(Data entries)
================================

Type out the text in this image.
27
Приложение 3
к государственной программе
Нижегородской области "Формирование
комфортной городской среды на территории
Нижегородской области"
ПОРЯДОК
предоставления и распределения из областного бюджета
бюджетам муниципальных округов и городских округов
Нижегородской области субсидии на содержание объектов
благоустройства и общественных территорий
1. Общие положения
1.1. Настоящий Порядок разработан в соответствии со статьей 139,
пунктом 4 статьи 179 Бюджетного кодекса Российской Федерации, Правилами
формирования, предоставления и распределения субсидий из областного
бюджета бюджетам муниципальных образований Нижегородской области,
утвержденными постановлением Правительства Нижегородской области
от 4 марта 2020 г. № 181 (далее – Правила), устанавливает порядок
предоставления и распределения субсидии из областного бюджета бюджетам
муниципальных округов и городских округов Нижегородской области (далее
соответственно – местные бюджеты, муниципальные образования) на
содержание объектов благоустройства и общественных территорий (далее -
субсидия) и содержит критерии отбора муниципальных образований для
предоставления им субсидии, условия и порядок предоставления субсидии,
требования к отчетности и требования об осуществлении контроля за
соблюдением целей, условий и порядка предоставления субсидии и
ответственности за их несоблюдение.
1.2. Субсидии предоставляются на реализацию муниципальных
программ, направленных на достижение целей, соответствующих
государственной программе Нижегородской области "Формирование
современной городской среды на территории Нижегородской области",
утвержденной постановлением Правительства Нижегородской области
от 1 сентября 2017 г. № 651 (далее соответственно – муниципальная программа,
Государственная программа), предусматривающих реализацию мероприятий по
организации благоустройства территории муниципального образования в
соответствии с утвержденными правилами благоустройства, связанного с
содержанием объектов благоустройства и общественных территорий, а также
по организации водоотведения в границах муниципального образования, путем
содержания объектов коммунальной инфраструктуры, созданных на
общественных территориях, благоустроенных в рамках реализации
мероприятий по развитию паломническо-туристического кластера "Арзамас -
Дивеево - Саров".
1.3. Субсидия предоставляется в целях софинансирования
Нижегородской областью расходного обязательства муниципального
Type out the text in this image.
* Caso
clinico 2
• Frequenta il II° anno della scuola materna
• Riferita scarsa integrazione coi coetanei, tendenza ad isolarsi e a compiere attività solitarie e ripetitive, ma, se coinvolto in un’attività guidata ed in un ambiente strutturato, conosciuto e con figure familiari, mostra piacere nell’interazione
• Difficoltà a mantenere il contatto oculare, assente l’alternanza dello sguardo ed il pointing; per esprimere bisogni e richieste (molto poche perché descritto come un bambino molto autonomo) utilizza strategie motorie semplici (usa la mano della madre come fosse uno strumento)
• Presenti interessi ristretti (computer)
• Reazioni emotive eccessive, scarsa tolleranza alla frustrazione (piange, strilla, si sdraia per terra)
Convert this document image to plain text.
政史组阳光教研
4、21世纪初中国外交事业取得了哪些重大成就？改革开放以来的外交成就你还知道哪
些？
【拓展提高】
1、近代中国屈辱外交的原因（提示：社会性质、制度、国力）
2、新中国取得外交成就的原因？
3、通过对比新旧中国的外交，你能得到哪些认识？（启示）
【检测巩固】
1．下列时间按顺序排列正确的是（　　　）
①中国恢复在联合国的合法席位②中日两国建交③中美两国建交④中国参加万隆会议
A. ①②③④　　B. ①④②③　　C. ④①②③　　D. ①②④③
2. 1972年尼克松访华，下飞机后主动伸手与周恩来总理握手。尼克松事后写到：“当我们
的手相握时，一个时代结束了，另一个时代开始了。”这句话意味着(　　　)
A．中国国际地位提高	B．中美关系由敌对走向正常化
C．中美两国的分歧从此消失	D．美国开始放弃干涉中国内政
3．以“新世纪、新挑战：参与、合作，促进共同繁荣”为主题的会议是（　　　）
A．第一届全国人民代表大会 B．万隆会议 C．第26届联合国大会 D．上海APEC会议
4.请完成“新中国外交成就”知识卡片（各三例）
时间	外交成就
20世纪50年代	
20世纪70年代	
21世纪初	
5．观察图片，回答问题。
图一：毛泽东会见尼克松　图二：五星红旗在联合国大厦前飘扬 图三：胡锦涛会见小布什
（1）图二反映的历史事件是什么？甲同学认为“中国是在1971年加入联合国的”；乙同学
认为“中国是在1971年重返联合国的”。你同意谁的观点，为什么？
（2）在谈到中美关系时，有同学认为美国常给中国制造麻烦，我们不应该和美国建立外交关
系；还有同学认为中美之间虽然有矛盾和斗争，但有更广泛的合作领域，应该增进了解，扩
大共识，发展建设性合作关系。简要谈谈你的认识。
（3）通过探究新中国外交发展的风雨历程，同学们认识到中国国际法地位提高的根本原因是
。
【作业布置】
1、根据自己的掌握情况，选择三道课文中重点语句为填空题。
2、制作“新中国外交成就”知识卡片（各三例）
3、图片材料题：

================================

PROBLEM DESCRIPTION —
Copy out the whole listing, exactly as written.

RESPONSE —
Type out the text in this image.
27
Приложение 3
к государственной программе
Нижегородской области "Формирование
комфортной городской среды на территории
Нижегородской области"
ПОРЯДОК
предоставления и распределения из областного бюджета
бюджетам муниципальных округов и городских округов
Нижегородской области субсидии на содержание объектов
благоустройства и общественных территорий
1. Общие положения
1.1. Настоящий Порядок разработан в соответствии со статьей 139,
пунктом 4 статьи 179 Бюджетного кодекса Российской Федерации, Правилами
формирования, предоставления и распределения субсидий из областного
бюджета бюджетам муниципальных образований Нижегородской области,
утвержденными постановлением Правительства Нижегородской области
от 4 марта 2020 г. № 181 (далее – Правила), устанавливает порядок
предоставления и распределения субсидии из областного бюджета бюджетам
муниципальных округов и городских округов Нижегородской области (далее
соответственно – местные бюджеты, муниципальные образования) на
содержание объектов благоустройства и общественных территорий (далее -
субсидия) и содержит критерии отбора муниципальных образований для
предоставления им субсидии, условия и порядок предоставления субсидии,
требования к отчетности и требования об осуществлении контроля за
соблюдением целей, условий и порядка предоставления субсидии и
ответственности за их несоблюдение.
1.2. Субсидии предоставляются на реализацию муниципальных
программ, направленных на достижение целей, соответствующих
государственной программе Нижегородской области "Формирование
современной городской среды на территории Нижегородской области",
утвержденной постановлением Правительства Нижегородской области
от 1 сентября 2017 г. № 651 (далее соответственно – муниципальная программа,
Государственная программа), предусматривающих реализацию мероприятий по
организации благоустройства территории муниципального образования в
соответствии с утвержденными правилами благоустройства, связанного с
содержанием объектов благоустройства и общественных территорий, а также
по организации водоотведения в границах муниципального образования, путем
содержания объектов коммунальной инфраструктуры, созданных на
общественных территориях, благоустроенных в рамках реализации
мероприятий по развитию паломническо-туристического кластера "Арзамас -
Дивеево - Саров".
1.3. Субсидия предоставляется в целях софинансирования
Нижегородской областью расходного обязательства муниципального
Type out the text in this image.
* Caso
clinico 2
• Frequenta il II° anno della scuola materna
• Riferita scarsa integrazione coi coetanei, tendenza ad isolarsi e a compiere attività solitarie e ripetitive, ma, se coinvolto in un’attività guidata ed in un ambiente strutturato, conosciuto e con figure familiari, mostra piacere nell’interazione
• Difficoltà a mantenere il contatto oculare, assente l’alternanza dello sguardo ed il pointing; per esprimere bisogni e richieste (molto poche perché descritto come un bambino molto autonomo) utilizza strategie motorie semplici (usa la mano della madre come fosse uno strumento)
• Presenti interessi ristretti (computer)
• Reazioni emotive eccessive, scarsa tolleranza alla frustrazione (piange, strilla, si sdraia per terra)
Convert this document image to plain text.
政史组阳光教研
4、21世纪初中国外交事业取得了哪些重大成就？改革开放以来的外交成就你还知道哪
些？
【拓展提高】
1、近代中国屈辱外交的原因（提示：社会性质、制度、国力）
2、新中国取得外交成就的原因？
3、通过对比新旧中国的外交，你能得到哪些认识？（启示）
【检测巩固】
1．下列时间按顺序排列正确的是（　　　）
①中国恢复在联合国的合法席位②中日两国建交③中美两国建交④中国参加万隆会议
A. ①②③④　　B. ①④②③　　C. ④①②③　　D. ①②④③
2. 1972年尼克松访华，下飞机后主动伸手与周恩来总理握手。尼克松事后写到：“当我们
的手相握时，一个时代结束了，另一个时代开始了。”这句话意味着(　　　)
A．中国国际地位提高	B．中美关系由敌对走向正常化
C．中美两国的分歧从此消失	D．美国开始放弃干涉中国内政
3．以“新世纪、新挑战：参与、合作，促进共同繁荣”为主题的会议是（　　　）
A．第一届全国人民代表大会 B．万隆会议 C．第26届联合国大会 D．上海APEC会议
4.请完成“新中国外交成就”知识卡片（各三例）
时间	外交成就
20世纪50年代	
20世纪70年代	
21世纪初	
5．观察图片，回答问题。
图一：毛泽东会见尼克松　图二：五星红旗在联合国大厦前飘扬 图三：胡锦涛会见小布什
（1）图二反映的历史事件是什么？甲同学认为“中国是在1971年加入联合国的”；乙同学
认为“中国是在1971年重返联合国的”。你同意谁的观点，为什么？
（2）在谈到中美关系时，有同学认为美国常给中国制造麻烦，我们不应该和美国建立外交关
系；还有同学认为中美之间虽然有矛盾和斗争，但有更广泛的合作领域，应该增进了解，扩
大共识，发展建设性合作关系。简要谈谈你的认识。
（3）通过探究新中国外交发展的风雨历程，同学们认识到中国国际法地位提高的根本原因是
。
【作业布置】
1、根据自己的掌握情况，选择三道课文中重点语句为填空题。
2、制作“新中国外交成就”知识卡片（各三例）
3、图片材料题：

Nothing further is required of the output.